▶ What is asked:
Filter the records for lines holding the string "this".

▶ Records:
'''

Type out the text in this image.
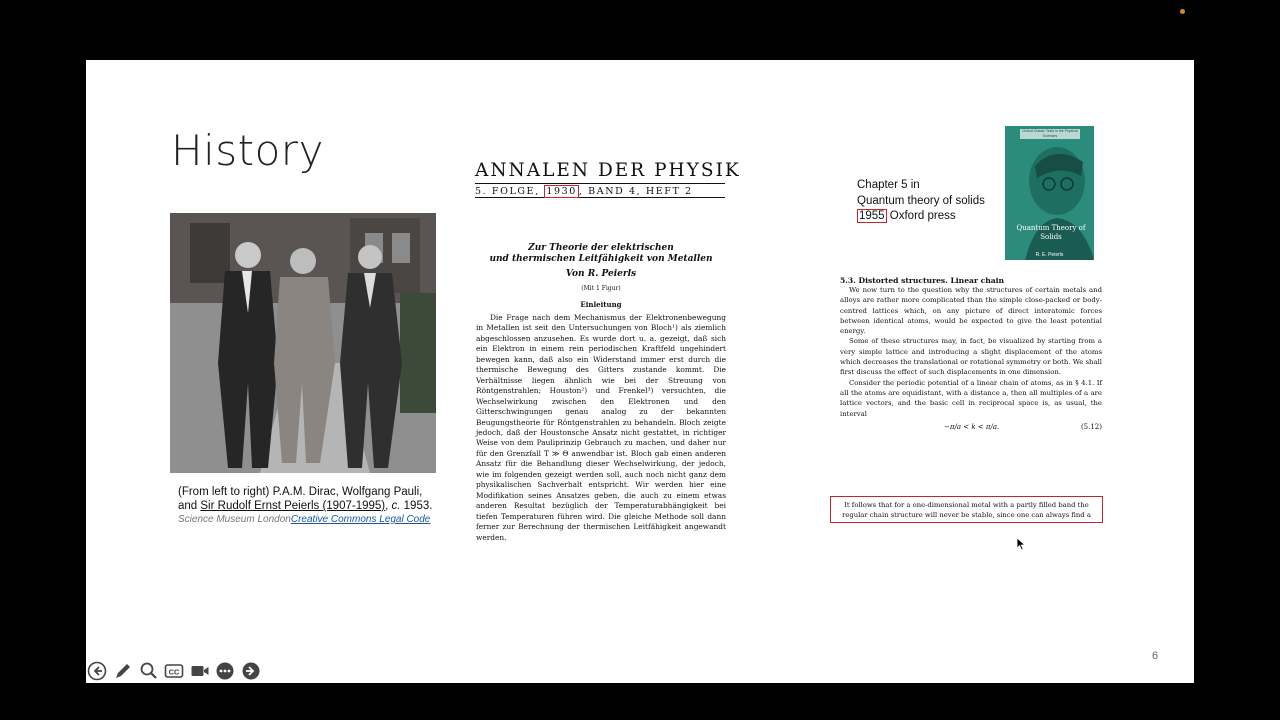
History
(From left to right) P.A.M. Dirac, Wolfgang Pauli,
and Sir Rudolf Ernst Peierls (1907-1995), c. 1953.
Science Museum LondonCreative Commons Legal Code
ANNALEN DER PHYSIK
5. FOLGE, 1930 , BAND 4, HEFT 2
Zur Theorie der elektrischen
und thermischen Leitfähigkeit von Metallen
Von R. Peierls
(Mit 1 Figur)
Einleitung
Die Frage nach dem Mechanismus der Elektronenbewegung in Metallen ist seit den Untersuchungen von Bloch¹) als ziemlich abgeschlossen anzusehen. Es wurde dort u. a. gezeigt, daß sich ein Elektron in einem rein periodischen Kraftfeld ungehindert bewegen kann, daß also ein Widerstand immer erst durch die thermische Bewegung des Gitters zustande kommt. Die Verhältnisse liegen ähnlich wie bei der Streuung von Röntgenstrahlen; Houston²) und Frenkel³) versuchten, die Wechselwirkung zwischen den Elektronen und den Gitterschwingungen genau analog zu der bekannten Beugungstheorie für Röntgenstrahlen zu behandeln. Bloch zeigte jedoch, daß der Houstonsche Ansatz nicht gestattet, in richtiger Weise von dem Pauliprinzip Gebrauch zu machen, und daher nur für den Grenzfall T ≫ Θ anwendbar ist. Bloch gab einen anderen Ansatz für die Behandlung dieser Wechselwirkung, der jedoch, wie im folgenden gezeigt werden soll, auch noch nicht ganz dem physikalischen Sachverhalt entspricht. Wir werden hier eine Modifikation seines Ansatzes geben, die auch zu einem etwas anderen Resultat bezüglich der Temperaturabhängigkeit bei tiefen Temperaturen führen wird. Die gleiche Methode soll dann ferner zur Berechnung der thermischen Leitfähigkeit angewandt werden.
Chapter 5 in
Quantum theory of solids
1955 Oxford press
Oxford Classic Texts in the Physical Sciences
Quantum Theory of Solids
R. E. Peierls
5.3. Distorted structures. Linear chain

We now turn to the question why the structures of certain metals and alloys are rather more complicated than the simple close-packed or body-centred lattices which, on any picture of direct interatomic forces between identical atoms, would be expected to give the least potential energy.

Some of these structures may, in fact, be visualized by starting from a very simple lattice and introducing a slight displacement of the atoms which decreases the translational or rotational symmetry or both. We shall first discuss the effect of such displacements in one dimension.

Consider the periodic potential of a linear chain of atoms, as in § 4.1. If all the atoms are equidistant, with a distance a, then all multiples of a are lattice vectors, and the basic cell in reciprocal space is, as usual, the interval

−π/a < k < π/a.	(5.12)
It follows that for a one-dimensional metal with a partly filled band the
regular chain structure will never be stable, since one can always find a
6
CC
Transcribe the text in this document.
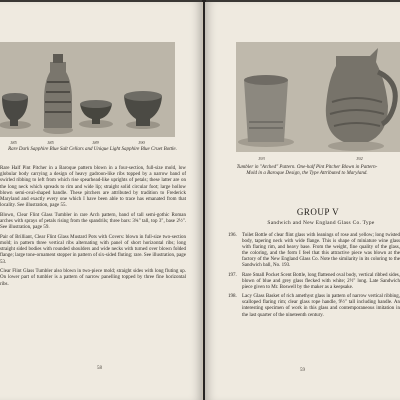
185	185	189	190
Rare Dark Sapphire Blue Salt Cellars and Unique Light Sapphire Blue Cruet Bottle.
Rare Half Pint Pitcher in a Baroque pattern blown in a four-section, full-size mold, low globular body carrying a design of heavy gadroon-like ribs topped by a narrow band of swirled ribbing to left from which rise spearhead-like uprights of petals; these latter are on the long neck which spreads to rim and wide lip; straight solid circular foot; large hollow blown semi-oval-shaped handle. These pitchers are attributed by tradition to Frederick Maryland and exactly every one which I have been able to trace has emanated from that locality. See illustration, page 55.
Blown, Clear Flint Glass Tumbler in rare Arch pattern, band of tall semi-gothic Roman arches with sprays of petals rising from the spandrils; three bars: 3¾" tall, top 3", base 2½". See illustration, page 59.
Pair of Brilliant, Clear Flint Glass Mustard Pots with Covers: blown in full-size two-section mold; in pattern three vertical ribs alternating with panel of short horizontal ribs; long straight sided bodies with rounded shoulders and wide necks with turned over blown folded flange; large tone-ornament stopper in pattern of six-sided fluting; rare. See illustration, page 53.
Clear Flint Glass Tumbler also blown in two-piece mold; straight sides with long fluting up. On lower part of tumbler is a pattern of narrow panelling topped by three fine horizontal ribs.
58
193	192
Tumbler in "Arched" Pattern. One-half Pint Pitcher Blown in Pattern-Mold in a Baroque Design, the Type Attributed to Maryland.
GROUP V
Sandwich and New England Glass Co. Type
196.	Toilet Bottle of clear flint glass with leanings of rose and yellow; long twisted body, tapering neck with wide flange. This is shape of miniature wine glass with flaring rim, and heavy base. From the weight, fine quality of the glass, the coloring, and the form I feel that this attractive piece was blown at the factory of the New England Glass Co. Note the similarity in its coloring to the Sandwich ball, No. 193.
197.	Rare Small Pocket Scent Bottle, long flattened oval body, vertical ribbed sides, blown of blue and grey glass flecked with white; 2½" long. Late Sandwich piece given to Mr. Boswell by the maker as a keepsake.
198.	Lacy Glass Basket of rich amethyst glass in pattern of narrow vertical ribbing, scalloped flaring rim; clear glass rope handle, 9½" tall including handle. An interesting specimen of work in this glass and contemporaneous imitation in the last quarter of the nineteenth century.
59
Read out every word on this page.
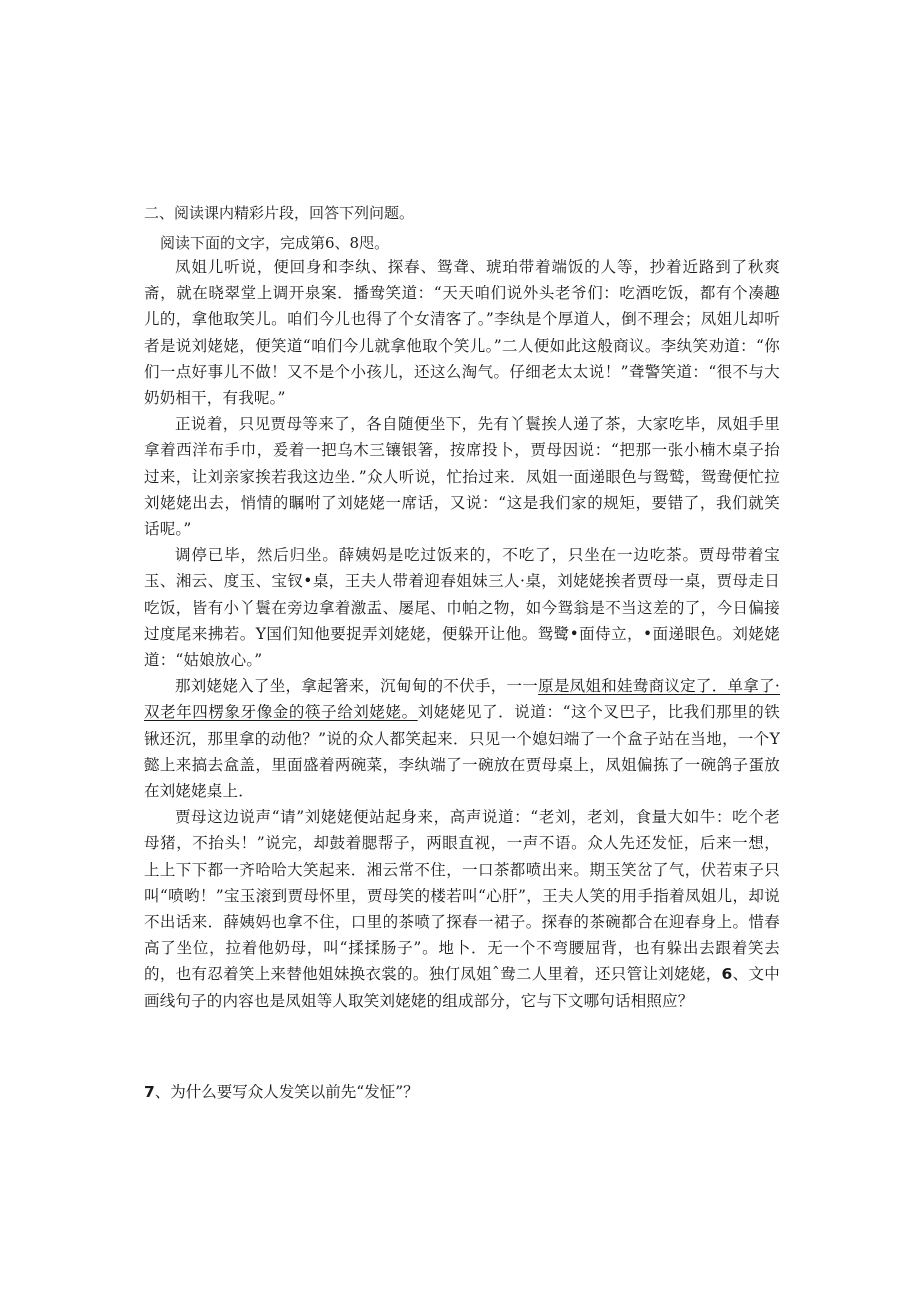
二、阅读课内精彩片段，回答下列问题。
阅读下面的文字，完成第6、8咫。

凤姐儿听说，便回身和李纨、探春、鸳聋、琥珀带着端饭的人等，抄着近路到了秋爽斋，就在晓翠堂上调开泉案．播鸯笑道：“天天咱们说外头老爷们：吃酒吃饭，都有个凑趣儿的，拿他取笑儿。咱们今儿也得了个女清客了。”李纨是个厚道人，倒不理会；凤姐儿却听者是说刘姥姥，便笑道“咱们今儿就拿他取个笑儿。”二人便如此这般商议。李纨笑劝道：“你们一点好事儿不做！又不是个小孩儿，还这么淘气。仔细老太太说！”聋警笑道：“很不与大奶奶相干，有我呢。”

正说着，只见贾母等来了，各自随便坐下，先有丫鬟挨人递了茶，大家吃毕，凤姐手里拿着西洋布手巾，爰着一把乌木三镶银箸，按席投卜，贾母因说：“把那一张小楠木桌子抬过来，让刘亲家挨若我这边坐．”众人听说，忙抬过来．凤姐一面递眼色与鸳鹫，鸳鸯便忙拉刘姥姥出去，悄情的瞩咐了刘姥姥一席话，又说：“这是我们家的规矩，要错了，我们就笑话呢。”

调停已毕，然后归坐。薛姨妈是吃过饭来的，不吃了，只坐在一边吃茶。贾母带着宝玉、湘云、度玉、宝钗•桌，王夫人带着迎春姐妹三人·桌，刘姥姥挨者贾母一桌，贾母走日吃饭，皆有小丫鬟在旁边拿着激盂、屡尾、巾帕之物，如今鸳翁是不当这差的了，今日偏接过度尾来拂若。Y国们知他要捉弄刘姥姥，便躲开让他。鸳鹭•面侍立，•面递眼色。刘姥姥道：“姑娘放心。”

那刘姥姥入了坐，拿起箸来，沉甸甸的不伏手，一一原是凤姐和娃鸯商议定了．单拿了·双老年四楞象牙像金的筷子给刘姥姥。刘姥姥见了．说道：“这个叉巴子，比我们那里的铁锹还沉，那里拿的动他？”说的众人都笑起来．只见一个媳妇端了一个盒子站在当地，一个Y懿上来搞去盒盖，里面盛着两碗菜，李纨端了一碗放在贾母桌上，凤姐偏拣了一碗鸽子蛋放在刘姥姥桌上．

贾母这边说声“请”刘姥姥便站起身来，高声说道：“老刘，老刘，食量大如牛：吃个老母猪，不抬头！”说完，却鼓着腮帮子，两眼直视，一声不语。众人先还发怔，后来一想，上上下下都一齐哈哈大笑起来．湘云常不住，一口茶都喷出来。期玉笑岔了气，伏若束子只叫“喷哟！”宝玉滚到贾母怀里，贾母笑的楼若叫“心肝”，王夫人笑的用手指着凤姐儿，却说不出话来．薛姨妈也拿不住，口里的茶喷了探春一裙子。探春的茶碗都合在迎春身上。惜春高了坐位，拉着他奶母，叫“揉揉肠子”。地卜．无一个不弯腰屈背，也有躲出去跟着笑去的，也有忍着笑上来替他姐妹换衣裳的。独仃凤姐ˆ鸯二人里着，还只管让刘姥姥，6、文中画线句子的内容也是凤姐等人取笑刘姥姥的组成部分，它与下文哪句话相照应？

7、为什么要写众人发笑以前先“发怔”？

'''

▶ Reply:
Type out the text in this image.
Transcribe the text in this document.
196.	Toilet Bottle of clear flint glass with leanings of rose and yellow; long twisted body, tapering neck with wide flange. This is shape of miniature wine glass with flaring rim, and heavy base. From the weight, fine quality of the glass, the coloring, and the form I feel that this attractive piece was blown at the factory of the New England Glass Co. Note the similarity in its coloring to the Sandwich ball, No. 193.
198.	Lacy Glass Basket of rich amethyst glass in pattern of narrow vertical ribbing, scalloped flaring rim; clear glass rope handle, 9½" tall including handle. An interesting specimen of work in this glass and contemporaneous imitation in the last quarter of the nineteenth century.
Read out every word on this page.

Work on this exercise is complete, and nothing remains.